— begin RECORD SET —
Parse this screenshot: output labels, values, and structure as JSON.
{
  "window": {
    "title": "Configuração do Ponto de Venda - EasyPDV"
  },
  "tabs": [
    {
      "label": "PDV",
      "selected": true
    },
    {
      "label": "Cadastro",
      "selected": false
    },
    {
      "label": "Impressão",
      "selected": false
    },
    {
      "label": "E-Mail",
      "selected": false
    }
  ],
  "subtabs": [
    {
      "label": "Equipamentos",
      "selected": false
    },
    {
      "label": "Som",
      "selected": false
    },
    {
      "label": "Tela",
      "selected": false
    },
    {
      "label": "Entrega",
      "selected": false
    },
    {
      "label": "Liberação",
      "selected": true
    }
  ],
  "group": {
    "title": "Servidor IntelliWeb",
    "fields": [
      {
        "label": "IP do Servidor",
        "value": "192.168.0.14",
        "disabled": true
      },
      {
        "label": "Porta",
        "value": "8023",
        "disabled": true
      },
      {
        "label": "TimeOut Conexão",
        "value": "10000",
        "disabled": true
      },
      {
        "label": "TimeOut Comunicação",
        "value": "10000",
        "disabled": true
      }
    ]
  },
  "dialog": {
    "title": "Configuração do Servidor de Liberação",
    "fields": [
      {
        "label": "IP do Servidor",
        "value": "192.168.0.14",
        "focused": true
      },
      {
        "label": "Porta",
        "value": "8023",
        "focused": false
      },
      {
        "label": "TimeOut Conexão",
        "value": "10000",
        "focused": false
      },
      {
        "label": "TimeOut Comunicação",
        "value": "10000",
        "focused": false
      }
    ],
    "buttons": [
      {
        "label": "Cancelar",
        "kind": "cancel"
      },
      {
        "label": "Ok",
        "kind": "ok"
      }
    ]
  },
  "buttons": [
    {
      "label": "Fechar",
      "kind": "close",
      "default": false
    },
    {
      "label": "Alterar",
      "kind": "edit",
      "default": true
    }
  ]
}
— end RECORD SET —
▶ **OBJECTIVE**:
Of the lines above, how many include the word "title"? Reply with the number alone.

▶ **RESULT OF THE TASK**:
3